**Task to carry out**
Review the material and extract every line in which the word "yellow" occurs.

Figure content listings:
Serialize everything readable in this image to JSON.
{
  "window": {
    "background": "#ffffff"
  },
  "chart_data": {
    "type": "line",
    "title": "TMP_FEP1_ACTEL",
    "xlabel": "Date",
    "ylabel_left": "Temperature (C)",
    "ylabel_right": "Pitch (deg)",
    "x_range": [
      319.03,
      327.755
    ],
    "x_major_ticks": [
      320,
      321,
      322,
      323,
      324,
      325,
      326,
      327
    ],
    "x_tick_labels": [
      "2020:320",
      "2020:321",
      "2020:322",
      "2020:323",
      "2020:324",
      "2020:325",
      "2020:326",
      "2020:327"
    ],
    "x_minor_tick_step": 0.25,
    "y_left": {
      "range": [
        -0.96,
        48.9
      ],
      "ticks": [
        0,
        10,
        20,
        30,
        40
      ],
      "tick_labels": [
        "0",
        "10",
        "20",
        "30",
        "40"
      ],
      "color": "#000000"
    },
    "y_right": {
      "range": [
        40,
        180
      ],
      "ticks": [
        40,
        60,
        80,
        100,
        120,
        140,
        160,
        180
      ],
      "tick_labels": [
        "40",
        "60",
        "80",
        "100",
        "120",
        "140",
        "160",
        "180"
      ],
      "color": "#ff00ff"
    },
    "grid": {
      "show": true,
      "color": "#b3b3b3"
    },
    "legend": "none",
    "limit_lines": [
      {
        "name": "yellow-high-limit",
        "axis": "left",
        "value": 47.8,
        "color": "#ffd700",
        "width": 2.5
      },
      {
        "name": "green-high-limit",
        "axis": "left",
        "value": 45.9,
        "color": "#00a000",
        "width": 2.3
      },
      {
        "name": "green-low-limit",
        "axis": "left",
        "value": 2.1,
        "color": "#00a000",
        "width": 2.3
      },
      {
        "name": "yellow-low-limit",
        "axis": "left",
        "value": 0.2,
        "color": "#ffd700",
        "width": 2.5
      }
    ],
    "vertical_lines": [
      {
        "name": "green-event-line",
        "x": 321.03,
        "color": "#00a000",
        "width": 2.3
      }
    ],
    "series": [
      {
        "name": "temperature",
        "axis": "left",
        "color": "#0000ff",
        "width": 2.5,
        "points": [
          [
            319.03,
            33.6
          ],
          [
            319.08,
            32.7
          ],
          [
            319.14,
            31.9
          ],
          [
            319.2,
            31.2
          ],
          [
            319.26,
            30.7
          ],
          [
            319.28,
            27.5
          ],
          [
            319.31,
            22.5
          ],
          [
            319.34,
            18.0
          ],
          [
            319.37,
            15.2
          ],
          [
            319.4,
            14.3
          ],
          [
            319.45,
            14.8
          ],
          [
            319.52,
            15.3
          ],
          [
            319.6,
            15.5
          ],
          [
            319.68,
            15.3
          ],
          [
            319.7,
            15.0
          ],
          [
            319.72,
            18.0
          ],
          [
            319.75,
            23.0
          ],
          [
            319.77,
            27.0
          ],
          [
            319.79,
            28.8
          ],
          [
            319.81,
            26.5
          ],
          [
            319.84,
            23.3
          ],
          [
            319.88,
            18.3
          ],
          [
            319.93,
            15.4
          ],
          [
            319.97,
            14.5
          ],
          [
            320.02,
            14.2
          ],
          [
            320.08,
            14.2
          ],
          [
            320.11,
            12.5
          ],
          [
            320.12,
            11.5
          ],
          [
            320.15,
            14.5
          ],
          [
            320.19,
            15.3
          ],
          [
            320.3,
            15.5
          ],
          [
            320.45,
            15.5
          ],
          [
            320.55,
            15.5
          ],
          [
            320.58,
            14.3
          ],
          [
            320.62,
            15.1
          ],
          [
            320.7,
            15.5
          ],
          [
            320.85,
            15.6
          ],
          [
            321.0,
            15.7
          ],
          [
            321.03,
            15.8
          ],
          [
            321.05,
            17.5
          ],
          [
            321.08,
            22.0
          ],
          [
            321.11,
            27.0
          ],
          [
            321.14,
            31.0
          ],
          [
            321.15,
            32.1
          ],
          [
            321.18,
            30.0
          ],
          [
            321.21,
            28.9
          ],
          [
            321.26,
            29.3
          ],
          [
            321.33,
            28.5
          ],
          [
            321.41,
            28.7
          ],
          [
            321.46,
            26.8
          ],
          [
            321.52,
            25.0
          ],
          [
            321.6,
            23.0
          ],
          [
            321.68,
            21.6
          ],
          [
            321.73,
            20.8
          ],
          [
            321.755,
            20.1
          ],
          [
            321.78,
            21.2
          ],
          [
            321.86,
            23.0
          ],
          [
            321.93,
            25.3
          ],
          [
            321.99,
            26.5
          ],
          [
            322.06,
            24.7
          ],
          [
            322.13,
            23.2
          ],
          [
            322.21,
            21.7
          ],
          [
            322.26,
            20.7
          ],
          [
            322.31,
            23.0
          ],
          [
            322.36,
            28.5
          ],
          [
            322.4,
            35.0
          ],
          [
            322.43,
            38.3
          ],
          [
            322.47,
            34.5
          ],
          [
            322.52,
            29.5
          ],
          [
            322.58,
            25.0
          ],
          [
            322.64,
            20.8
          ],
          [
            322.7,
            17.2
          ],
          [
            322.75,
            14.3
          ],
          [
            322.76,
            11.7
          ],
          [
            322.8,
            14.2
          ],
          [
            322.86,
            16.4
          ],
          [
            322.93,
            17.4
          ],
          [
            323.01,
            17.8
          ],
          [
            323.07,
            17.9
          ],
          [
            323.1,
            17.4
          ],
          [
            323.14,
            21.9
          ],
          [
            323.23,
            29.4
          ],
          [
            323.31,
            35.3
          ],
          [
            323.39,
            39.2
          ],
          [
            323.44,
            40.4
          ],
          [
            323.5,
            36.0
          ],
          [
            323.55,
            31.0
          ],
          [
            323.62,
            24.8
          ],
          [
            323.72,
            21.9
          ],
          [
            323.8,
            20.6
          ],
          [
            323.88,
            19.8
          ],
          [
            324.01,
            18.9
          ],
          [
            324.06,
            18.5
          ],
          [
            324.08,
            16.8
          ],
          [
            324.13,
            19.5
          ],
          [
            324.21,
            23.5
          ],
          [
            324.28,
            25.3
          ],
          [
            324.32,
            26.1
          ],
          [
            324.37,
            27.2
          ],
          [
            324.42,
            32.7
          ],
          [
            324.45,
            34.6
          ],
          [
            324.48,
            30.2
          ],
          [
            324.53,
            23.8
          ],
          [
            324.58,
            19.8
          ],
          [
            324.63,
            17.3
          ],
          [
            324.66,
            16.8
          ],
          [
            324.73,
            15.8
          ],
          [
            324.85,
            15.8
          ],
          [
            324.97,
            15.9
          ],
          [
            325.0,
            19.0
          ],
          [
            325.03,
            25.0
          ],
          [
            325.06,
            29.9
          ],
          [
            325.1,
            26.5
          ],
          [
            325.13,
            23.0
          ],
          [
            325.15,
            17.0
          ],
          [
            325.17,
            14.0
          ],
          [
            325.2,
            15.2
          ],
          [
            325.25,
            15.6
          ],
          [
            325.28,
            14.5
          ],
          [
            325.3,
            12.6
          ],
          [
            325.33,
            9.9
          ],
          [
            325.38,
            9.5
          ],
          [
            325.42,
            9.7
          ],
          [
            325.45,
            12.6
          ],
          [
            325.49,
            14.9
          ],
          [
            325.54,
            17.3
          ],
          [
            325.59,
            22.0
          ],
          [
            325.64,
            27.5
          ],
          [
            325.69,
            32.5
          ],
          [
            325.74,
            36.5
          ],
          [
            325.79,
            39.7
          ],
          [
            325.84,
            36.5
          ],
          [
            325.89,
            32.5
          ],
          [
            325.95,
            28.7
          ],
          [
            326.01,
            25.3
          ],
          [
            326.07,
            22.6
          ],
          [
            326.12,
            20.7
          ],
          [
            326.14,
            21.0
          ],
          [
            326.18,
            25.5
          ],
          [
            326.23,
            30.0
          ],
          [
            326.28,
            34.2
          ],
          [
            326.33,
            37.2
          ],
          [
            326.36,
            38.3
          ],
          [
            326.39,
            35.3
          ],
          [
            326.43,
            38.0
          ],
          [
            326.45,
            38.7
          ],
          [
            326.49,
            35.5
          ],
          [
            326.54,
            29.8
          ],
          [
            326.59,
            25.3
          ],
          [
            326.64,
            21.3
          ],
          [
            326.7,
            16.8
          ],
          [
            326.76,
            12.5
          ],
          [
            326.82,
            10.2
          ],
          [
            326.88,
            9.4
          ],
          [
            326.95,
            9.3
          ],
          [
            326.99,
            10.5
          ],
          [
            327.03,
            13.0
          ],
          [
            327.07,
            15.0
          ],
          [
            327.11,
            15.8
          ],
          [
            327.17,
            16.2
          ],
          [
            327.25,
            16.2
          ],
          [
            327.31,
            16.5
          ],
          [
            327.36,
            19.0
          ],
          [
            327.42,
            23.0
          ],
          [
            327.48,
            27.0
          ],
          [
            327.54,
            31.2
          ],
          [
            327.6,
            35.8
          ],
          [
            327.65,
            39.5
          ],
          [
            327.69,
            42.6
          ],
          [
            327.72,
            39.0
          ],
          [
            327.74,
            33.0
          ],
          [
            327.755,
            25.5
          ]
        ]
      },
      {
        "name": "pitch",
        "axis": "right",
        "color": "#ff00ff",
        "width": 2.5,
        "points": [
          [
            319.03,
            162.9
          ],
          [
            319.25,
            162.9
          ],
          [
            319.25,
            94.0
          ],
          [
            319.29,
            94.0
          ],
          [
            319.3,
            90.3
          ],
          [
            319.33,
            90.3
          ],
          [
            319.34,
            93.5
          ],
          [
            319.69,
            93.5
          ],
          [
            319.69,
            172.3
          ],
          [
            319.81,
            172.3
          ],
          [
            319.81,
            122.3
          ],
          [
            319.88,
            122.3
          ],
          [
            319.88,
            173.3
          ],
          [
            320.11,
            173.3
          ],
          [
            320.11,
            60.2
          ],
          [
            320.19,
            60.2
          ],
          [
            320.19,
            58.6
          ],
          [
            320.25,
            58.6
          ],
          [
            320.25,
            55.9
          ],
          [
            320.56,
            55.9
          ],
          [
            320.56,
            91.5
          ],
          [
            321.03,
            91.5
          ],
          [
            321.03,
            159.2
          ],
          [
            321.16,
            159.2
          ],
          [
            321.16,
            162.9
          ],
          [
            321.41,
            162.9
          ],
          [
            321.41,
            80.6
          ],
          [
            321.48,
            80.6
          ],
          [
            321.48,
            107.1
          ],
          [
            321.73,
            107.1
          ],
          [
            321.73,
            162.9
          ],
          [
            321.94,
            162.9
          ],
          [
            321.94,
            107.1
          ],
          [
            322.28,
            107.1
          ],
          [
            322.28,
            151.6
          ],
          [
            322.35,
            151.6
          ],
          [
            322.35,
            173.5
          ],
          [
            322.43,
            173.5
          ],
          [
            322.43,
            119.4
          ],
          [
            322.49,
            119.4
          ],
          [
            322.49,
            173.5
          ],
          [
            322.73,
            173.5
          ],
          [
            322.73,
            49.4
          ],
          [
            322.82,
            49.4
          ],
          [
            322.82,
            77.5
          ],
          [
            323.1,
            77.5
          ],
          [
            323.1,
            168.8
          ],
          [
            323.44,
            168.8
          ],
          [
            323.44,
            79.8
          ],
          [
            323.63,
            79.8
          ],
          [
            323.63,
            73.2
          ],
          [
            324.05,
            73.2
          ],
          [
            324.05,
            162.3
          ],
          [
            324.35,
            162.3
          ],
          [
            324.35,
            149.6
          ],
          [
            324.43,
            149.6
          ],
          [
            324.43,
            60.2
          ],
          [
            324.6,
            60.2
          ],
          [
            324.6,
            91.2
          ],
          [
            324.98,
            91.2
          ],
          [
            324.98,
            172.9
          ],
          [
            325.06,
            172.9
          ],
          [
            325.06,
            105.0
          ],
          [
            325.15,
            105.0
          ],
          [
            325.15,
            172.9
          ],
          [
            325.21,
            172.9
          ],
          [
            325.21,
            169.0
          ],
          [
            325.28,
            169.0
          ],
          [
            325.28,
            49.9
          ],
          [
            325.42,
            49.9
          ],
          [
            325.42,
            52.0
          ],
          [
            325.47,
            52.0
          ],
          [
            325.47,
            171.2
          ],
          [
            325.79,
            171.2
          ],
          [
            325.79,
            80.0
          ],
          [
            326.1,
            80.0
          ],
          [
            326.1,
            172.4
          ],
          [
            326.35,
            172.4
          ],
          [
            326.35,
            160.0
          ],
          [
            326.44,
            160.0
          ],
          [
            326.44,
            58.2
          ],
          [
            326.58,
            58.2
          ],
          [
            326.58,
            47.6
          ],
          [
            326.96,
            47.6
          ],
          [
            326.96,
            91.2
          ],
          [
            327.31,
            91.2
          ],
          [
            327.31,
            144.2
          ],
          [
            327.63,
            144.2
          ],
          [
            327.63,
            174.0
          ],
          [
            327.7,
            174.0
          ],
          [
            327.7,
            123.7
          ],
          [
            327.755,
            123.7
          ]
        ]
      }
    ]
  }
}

**Task solution**
        "name": "yellow-high-limit",
        "name": "yellow-low-limit",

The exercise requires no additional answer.